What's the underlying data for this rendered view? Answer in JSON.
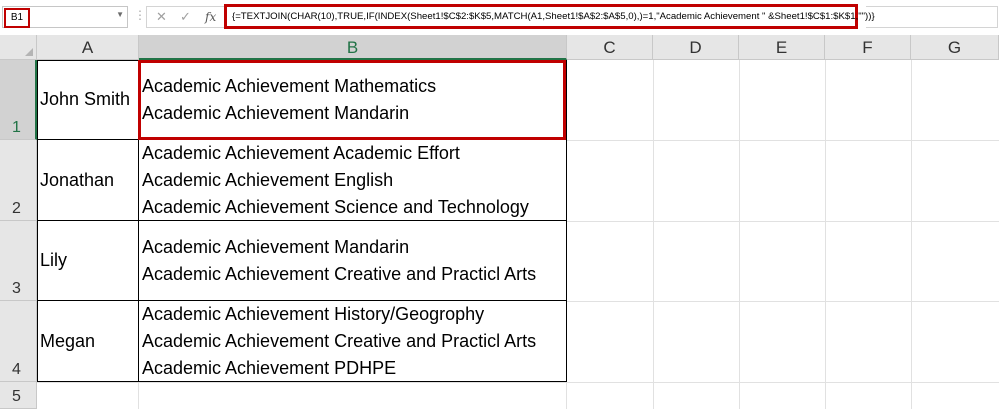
{
  "formula_bar": {
    "name_box": "B1",
    "formula": "{=TEXTJOIN(CHAR(10),TRUE,IF(INDEX(Sheet1!$C$2:$K$5,MATCH(A1,Sheet1!$A$2:$A$5,0),)=1,\"Academic Achievement \" &Sheet1!$C$1:$K$1,\"\"))}",
    "cancel_icon": "close-icon",
    "enter_icon": "checkmark-icon",
    "fx_label": "fx"
  },
  "columns": [
    "A",
    "B",
    "C",
    "D",
    "E",
    "F",
    "G"
  ],
  "rows": [
    "1",
    "2",
    "3",
    "4",
    "5"
  ],
  "cells": [
    {
      "name": "John Smith",
      "lines": [
        "Academic Achievement Mathematics",
        "Academic Achievement Mandarin"
      ]
    },
    {
      "name": "Jonathan",
      "lines": [
        "Academic Achievement Academic Effort",
        "Academic Achievement English",
        "Academic Achievement Science and Technology"
      ]
    },
    {
      "name": "Lily",
      "lines": [
        "Academic Achievement Mandarin",
        "Academic Achievement Creative and Practicl Arts"
      ]
    },
    {
      "name": "Megan",
      "lines": [
        "Academic Achievement History/Geogrophy",
        "Academic Achievement Creative and Practicl Arts",
        "Academic Achievement PDHPE"
      ]
    }
  ],
  "colors": {
    "highlight": "#c00000",
    "excel_green": "#217346"
  }
}
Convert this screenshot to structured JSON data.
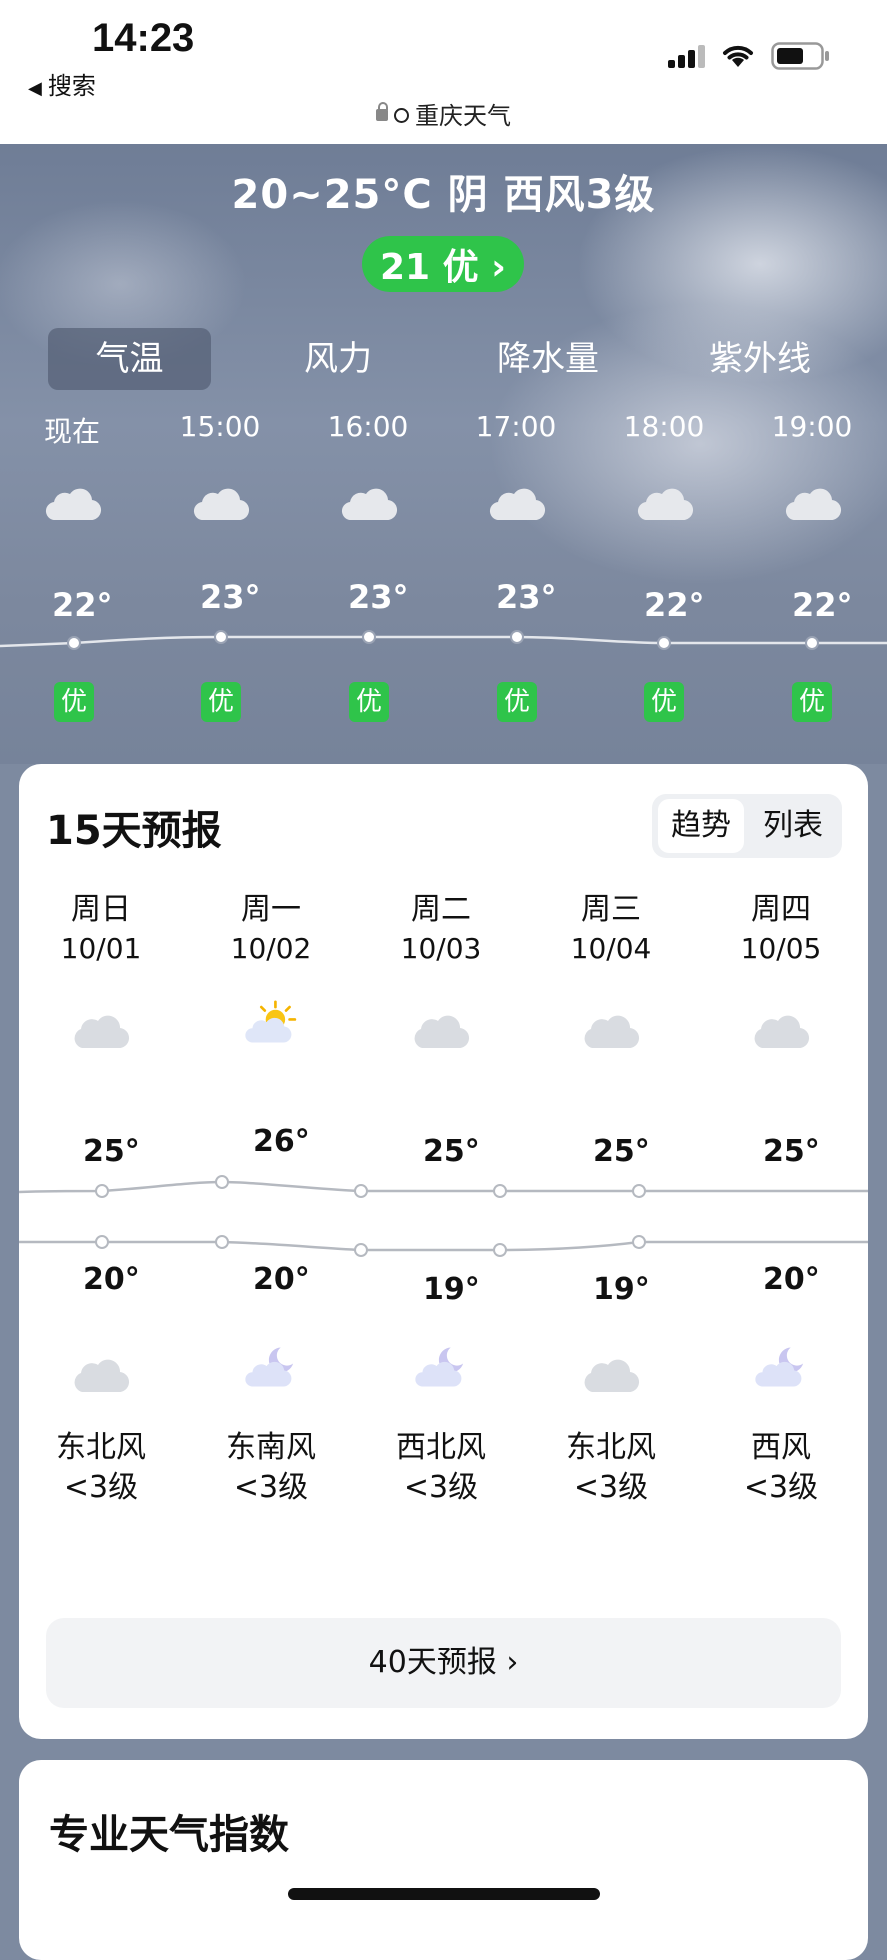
{
  "status": {
    "time": "14:23",
    "back_label": "搜索"
  },
  "url": {
    "text": "重庆天气"
  },
  "current": {
    "summary": "20~25°C 阴 西风3级",
    "aqi_label": "21 优 ›"
  },
  "tabs": [
    "气温",
    "风力",
    "降水量",
    "紫外线"
  ],
  "hourly": [
    {
      "time": "现在",
      "temp": "22°",
      "aqi": "优",
      "icon": "cloudy-icon"
    },
    {
      "time": "15:00",
      "temp": "23°",
      "aqi": "优",
      "icon": "cloudy-icon"
    },
    {
      "time": "16:00",
      "temp": "23°",
      "aqi": "优",
      "icon": "cloudy-icon"
    },
    {
      "time": "17:00",
      "temp": "23°",
      "aqi": "优",
      "icon": "cloudy-icon"
    },
    {
      "time": "18:00",
      "temp": "22°",
      "aqi": "优",
      "icon": "cloudy-icon"
    },
    {
      "time": "19:00",
      "temp": "22°",
      "aqi": "优",
      "icon": "cloudy-icon"
    }
  ],
  "forecast15": {
    "title": "15天预报",
    "toggle": [
      "趋势",
      "列表"
    ],
    "days": [
      {
        "weekday": "周日",
        "date": "10/01",
        "high": "25°",
        "low": "20°",
        "day_icon": "cloudy-icon",
        "night_icon": "cloudy-icon",
        "wind": "东北风",
        "wind_level": "<3级"
      },
      {
        "weekday": "周一",
        "date": "10/02",
        "high": "26°",
        "low": "20°",
        "day_icon": "sun-cloud-icon",
        "night_icon": "moon-cloud-icon",
        "wind": "东南风",
        "wind_level": "<3级"
      },
      {
        "weekday": "周二",
        "date": "10/03",
        "high": "25°",
        "low": "19°",
        "day_icon": "cloudy-icon",
        "night_icon": "moon-cloud-icon",
        "wind": "西北风",
        "wind_level": "<3级"
      },
      {
        "weekday": "周三",
        "date": "10/04",
        "high": "25°",
        "low": "19°",
        "day_icon": "cloudy-icon",
        "night_icon": "cloudy-icon",
        "wind": "东北风",
        "wind_level": "<3级"
      },
      {
        "weekday": "周四",
        "date": "10/05",
        "high": "25°",
        "low": "20°",
        "day_icon": "cloudy-icon",
        "night_icon": "moon-cloud-icon",
        "wind": "西风",
        "wind_level": "<3级"
      }
    ],
    "more_label": "40天预报 ›"
  },
  "indices": {
    "title": "专业天气指数"
  },
  "colors": {
    "aqi_green": "#2fc44a",
    "sky": "#7d8aa0",
    "card": "#ffffff",
    "line": "#b5b9c0"
  }
}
::::
▶ **Exercise goal**
Nothing but a number is needed here: how many lines hold the string "Arts"?

▶ **Final result**
2